-- start Information shown --

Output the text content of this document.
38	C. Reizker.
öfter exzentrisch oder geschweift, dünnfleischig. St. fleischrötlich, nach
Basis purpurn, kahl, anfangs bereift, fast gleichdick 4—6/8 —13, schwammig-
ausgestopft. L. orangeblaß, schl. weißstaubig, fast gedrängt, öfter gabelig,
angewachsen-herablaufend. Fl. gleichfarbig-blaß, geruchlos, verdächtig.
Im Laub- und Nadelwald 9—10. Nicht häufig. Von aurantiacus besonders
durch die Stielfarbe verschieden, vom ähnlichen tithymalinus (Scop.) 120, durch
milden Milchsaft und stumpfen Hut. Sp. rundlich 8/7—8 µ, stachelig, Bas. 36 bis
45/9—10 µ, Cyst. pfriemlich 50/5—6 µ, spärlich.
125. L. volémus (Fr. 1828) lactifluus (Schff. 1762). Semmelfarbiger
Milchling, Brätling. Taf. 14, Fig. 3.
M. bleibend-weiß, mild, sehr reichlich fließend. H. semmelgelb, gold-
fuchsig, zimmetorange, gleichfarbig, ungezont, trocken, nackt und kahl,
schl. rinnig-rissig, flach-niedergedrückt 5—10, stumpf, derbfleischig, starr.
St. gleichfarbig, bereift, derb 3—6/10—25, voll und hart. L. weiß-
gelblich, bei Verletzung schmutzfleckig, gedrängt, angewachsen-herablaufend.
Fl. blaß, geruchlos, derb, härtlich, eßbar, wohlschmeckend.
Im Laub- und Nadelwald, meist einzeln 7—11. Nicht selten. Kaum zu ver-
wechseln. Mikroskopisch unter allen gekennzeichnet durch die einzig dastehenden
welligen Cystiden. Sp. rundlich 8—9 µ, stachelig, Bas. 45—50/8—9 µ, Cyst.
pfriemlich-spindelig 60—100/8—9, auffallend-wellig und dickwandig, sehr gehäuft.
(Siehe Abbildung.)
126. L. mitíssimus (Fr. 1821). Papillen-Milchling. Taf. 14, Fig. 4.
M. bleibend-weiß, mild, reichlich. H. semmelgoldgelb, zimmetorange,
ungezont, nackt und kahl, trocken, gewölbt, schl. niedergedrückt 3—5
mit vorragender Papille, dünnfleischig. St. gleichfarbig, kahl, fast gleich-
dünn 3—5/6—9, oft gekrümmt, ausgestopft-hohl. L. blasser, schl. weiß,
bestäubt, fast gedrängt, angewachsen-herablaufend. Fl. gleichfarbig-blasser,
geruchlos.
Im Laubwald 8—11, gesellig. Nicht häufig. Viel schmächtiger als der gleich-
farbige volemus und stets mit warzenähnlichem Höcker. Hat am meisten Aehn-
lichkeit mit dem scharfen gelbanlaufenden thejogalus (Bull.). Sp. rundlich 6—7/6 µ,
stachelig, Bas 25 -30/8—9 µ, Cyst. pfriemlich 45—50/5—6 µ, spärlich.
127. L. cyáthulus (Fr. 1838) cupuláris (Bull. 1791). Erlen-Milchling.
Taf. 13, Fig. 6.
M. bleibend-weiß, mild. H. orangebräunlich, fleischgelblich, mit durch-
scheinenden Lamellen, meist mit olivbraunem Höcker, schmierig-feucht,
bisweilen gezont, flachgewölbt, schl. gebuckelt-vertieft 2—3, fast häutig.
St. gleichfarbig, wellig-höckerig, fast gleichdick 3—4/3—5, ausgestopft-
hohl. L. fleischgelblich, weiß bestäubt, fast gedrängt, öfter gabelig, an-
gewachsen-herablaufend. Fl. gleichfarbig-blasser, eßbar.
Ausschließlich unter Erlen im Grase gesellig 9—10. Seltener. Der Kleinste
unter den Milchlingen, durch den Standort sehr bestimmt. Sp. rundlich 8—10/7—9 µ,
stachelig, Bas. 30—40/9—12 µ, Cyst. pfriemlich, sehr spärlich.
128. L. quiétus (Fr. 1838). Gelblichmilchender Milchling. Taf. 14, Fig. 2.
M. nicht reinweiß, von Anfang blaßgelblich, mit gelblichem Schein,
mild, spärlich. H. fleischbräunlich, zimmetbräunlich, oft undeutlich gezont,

-- end Information shown --

§ Task goal
Each line of the material should be echoed exactly.

§ Solved problem
Output the text content of this document.
38	C. Reizker.
öfter exzentrisch oder geschweift, dünnfleischig. St. fleischrötlich, nach
Basis purpurn, kahl, anfangs bereift, fast gleichdick 4—6/8 —13, schwammig-
ausgestopft. L. orangeblaß, schl. weißstaubig, fast gedrängt, öfter gabelig,
angewachsen-herablaufend. Fl. gleichfarbig-blaß, geruchlos, verdächtig.
Im Laub- und Nadelwald 9—10. Nicht häufig. Von aurantiacus besonders
durch die Stielfarbe verschieden, vom ähnlichen tithymalinus (Scop.) 120, durch
milden Milchsaft und stumpfen Hut. Sp. rundlich 8/7—8 µ, stachelig, Bas. 36 bis
45/9—10 µ, Cyst. pfriemlich 50/5—6 µ, spärlich.
125. L. volémus (Fr. 1828) lactifluus (Schff. 1762). Semmelfarbiger
Milchling, Brätling. Taf. 14, Fig. 3.
M. bleibend-weiß, mild, sehr reichlich fließend. H. semmelgelb, gold-
fuchsig, zimmetorange, gleichfarbig, ungezont, trocken, nackt und kahl,
schl. rinnig-rissig, flach-niedergedrückt 5—10, stumpf, derbfleischig, starr.
St. gleichfarbig, bereift, derb 3—6/10—25, voll und hart. L. weiß-
gelblich, bei Verletzung schmutzfleckig, gedrängt, angewachsen-herablaufend.
Fl. blaß, geruchlos, derb, härtlich, eßbar, wohlschmeckend.
Im Laub- und Nadelwald, meist einzeln 7—11. Nicht selten. Kaum zu ver-
wechseln. Mikroskopisch unter allen gekennzeichnet durch die einzig dastehenden
welligen Cystiden. Sp. rundlich 8—9 µ, stachelig, Bas. 45—50/8—9 µ, Cyst.
pfriemlich-spindelig 60—100/8—9, auffallend-wellig und dickwandig, sehr gehäuft.
(Siehe Abbildung.)
126. L. mitíssimus (Fr. 1821). Papillen-Milchling. Taf. 14, Fig. 4.
M. bleibend-weiß, mild, reichlich. H. semmelgoldgelb, zimmetorange,
ungezont, nackt und kahl, trocken, gewölbt, schl. niedergedrückt 3—5
mit vorragender Papille, dünnfleischig. St. gleichfarbig, kahl, fast gleich-
dünn 3—5/6—9, oft gekrümmt, ausgestopft-hohl. L. blasser, schl. weiß,
bestäubt, fast gedrängt, angewachsen-herablaufend. Fl. gleichfarbig-blasser,
geruchlos.
Im Laubwald 8—11, gesellig. Nicht häufig. Viel schmächtiger als der gleich-
farbige volemus und stets mit warzenähnlichem Höcker. Hat am meisten Aehn-
lichkeit mit dem scharfen gelbanlaufenden thejogalus (Bull.). Sp. rundlich 6—7/6 µ,
stachelig, Bas 25 -30/8—9 µ, Cyst. pfriemlich 45—50/5—6 µ, spärlich.
127. L. cyáthulus (Fr. 1838) cupuláris (Bull. 1791). Erlen-Milchling.
Taf. 13, Fig. 6.
M. bleibend-weiß, mild. H. orangebräunlich, fleischgelblich, mit durch-
scheinenden Lamellen, meist mit olivbraunem Höcker, schmierig-feucht,
bisweilen gezont, flachgewölbt, schl. gebuckelt-vertieft 2—3, fast häutig.
St. gleichfarbig, wellig-höckerig, fast gleichdick 3—4/3—5, ausgestopft-
hohl. L. fleischgelblich, weiß bestäubt, fast gedrängt, öfter gabelig, an-
gewachsen-herablaufend. Fl. gleichfarbig-blasser, eßbar.
Ausschließlich unter Erlen im Grase gesellig 9—10. Seltener. Der Kleinste
unter den Milchlingen, durch den Standort sehr bestimmt. Sp. rundlich 8—10/7—9 µ,
stachelig, Bas. 30—40/9—12 µ, Cyst. pfriemlich, sehr spärlich.
128. L. quiétus (Fr. 1838). Gelblichmilchender Milchling. Taf. 14, Fig. 2.
M. nicht reinweiß, von Anfang blaßgelblich, mit gelblichem Schein,
mild, spärlich. H. fleischbräunlich, zimmetbräunlich, oft undeutlich gezont,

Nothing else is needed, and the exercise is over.